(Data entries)
_ _ _ _
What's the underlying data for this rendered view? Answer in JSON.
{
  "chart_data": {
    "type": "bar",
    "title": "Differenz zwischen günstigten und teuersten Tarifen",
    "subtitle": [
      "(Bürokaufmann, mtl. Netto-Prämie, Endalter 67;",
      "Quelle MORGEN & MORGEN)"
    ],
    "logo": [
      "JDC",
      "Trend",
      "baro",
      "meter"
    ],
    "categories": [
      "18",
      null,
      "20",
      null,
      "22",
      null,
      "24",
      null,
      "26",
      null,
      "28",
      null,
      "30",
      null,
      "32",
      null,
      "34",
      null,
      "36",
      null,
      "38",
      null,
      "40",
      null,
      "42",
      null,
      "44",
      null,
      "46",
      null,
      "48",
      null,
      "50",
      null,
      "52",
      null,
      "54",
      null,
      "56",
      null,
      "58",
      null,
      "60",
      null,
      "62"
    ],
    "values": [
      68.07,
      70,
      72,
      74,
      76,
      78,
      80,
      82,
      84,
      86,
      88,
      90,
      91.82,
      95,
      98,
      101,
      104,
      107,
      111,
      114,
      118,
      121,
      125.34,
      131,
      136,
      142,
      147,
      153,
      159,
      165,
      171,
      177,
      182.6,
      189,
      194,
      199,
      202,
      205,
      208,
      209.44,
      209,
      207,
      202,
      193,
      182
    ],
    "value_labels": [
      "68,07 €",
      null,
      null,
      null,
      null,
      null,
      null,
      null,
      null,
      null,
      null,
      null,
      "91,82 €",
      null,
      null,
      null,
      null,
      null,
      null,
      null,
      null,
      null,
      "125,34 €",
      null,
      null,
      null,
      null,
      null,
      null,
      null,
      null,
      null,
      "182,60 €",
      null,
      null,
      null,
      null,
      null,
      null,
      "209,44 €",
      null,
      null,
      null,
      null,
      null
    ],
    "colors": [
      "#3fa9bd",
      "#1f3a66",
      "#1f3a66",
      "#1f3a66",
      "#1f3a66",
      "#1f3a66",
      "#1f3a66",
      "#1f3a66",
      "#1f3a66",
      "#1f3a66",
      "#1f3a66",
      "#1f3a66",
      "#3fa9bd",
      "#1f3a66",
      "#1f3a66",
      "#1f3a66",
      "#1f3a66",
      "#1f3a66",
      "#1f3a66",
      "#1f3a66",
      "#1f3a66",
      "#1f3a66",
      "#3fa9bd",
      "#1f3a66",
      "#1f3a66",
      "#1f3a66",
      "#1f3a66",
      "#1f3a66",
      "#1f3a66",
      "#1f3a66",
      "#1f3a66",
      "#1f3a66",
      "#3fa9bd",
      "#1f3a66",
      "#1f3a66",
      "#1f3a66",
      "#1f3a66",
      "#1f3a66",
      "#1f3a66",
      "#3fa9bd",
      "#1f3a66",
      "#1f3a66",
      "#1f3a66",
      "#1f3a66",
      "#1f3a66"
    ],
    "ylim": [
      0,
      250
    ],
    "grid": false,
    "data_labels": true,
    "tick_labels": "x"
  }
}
_ _ _ _
THE EXERCISE —
Quote all of the entries verbatim.

EXPECTED ANSWER —
What's the underlying data for this rendered view? Answer in JSON.
{
  "chart_data": {
    "type": "bar",
    "title": "Differenz zwischen günstigten und teuersten Tarifen",
    "subtitle": [
      "(Bürokaufmann, mtl. Netto-Prämie, Endalter 67;",
      "Quelle MORGEN & MORGEN)"
    ],
    "logo": [
      "JDC",
      "Trend",
      "baro",
      "meter"
    ],
    "categories": [
      "18",
      null,
      "20",
      null,
      "22",
      null,
      "24",
      null,
      "26",
      null,
      "28",
      null,
      "30",
      null,
      "32",
      null,
      "34",
      null,
      "36",
      null,
      "38",
      null,
      "40",
      null,
      "42",
      null,
      "44",
      null,
      "46",
      null,
      "48",
      null,
      "50",
      null,
      "52",
      null,
      "54",
      null,
      "56",
      null,
      "58",
      null,
      "60",
      null,
      "62"
    ],
    "values": [
      68.07,
      70,
      72,
      74,
      76,
      78,
      80,
      82,
      84,
      86,
      88,
      90,
      91.82,
      95,
      98,
      101,
      104,
      107,
      111,
      114,
      118,
      121,
      125.34,
      131,
      136,
      142,
      147,
      153,
      159,
      165,
      171,
      177,
      182.6,
      189,
      194,
      199,
      202,
      205,
      208,
      209.44,
      209,
      207,
      202,
      193,
      182
    ],
    "value_labels": [
      "68,07 €",
      null,
      null,
      null,
      null,
      null,
      null,
      null,
      null,
      null,
      null,
      null,
      "91,82 €",
      null,
      null,
      null,
      null,
      null,
      null,
      null,
      null,
      null,
      "125,34 €",
      null,
      null,
      null,
      null,
      null,
      null,
      null,
      null,
      null,
      "182,60 €",
      null,
      null,
      null,
      null,
      null,
      null,
      "209,44 €",
      null,
      null,
      null,
      null,
      null
    ],
    "colors": [
      "#3fa9bd",
      "#1f3a66",
      "#1f3a66",
      "#1f3a66",
      "#1f3a66",
      "#1f3a66",
      "#1f3a66",
      "#1f3a66",
      "#1f3a66",
      "#1f3a66",
      "#1f3a66",
      "#1f3a66",
      "#3fa9bd",
      "#1f3a66",
      "#1f3a66",
      "#1f3a66",
      "#1f3a66",
      "#1f3a66",
      "#1f3a66",
      "#1f3a66",
      "#1f3a66",
      "#1f3a66",
      "#3fa9bd",
      "#1f3a66",
      "#1f3a66",
      "#1f3a66",
      "#1f3a66",
      "#1f3a66",
      "#1f3a66",
      "#1f3a66",
      "#1f3a66",
      "#1f3a66",
      "#3fa9bd",
      "#1f3a66",
      "#1f3a66",
      "#1f3a66",
      "#1f3a66",
      "#1f3a66",
      "#1f3a66",
      "#3fa9bd",
      "#1f3a66",
      "#1f3a66",
      "#1f3a66",
      "#1f3a66",
      "#1f3a66"
    ],
    "ylim": [
      0,
      250
    ],
    "grid": false,
    "data_labels": true,
    "tick_labels": "x"
  }
}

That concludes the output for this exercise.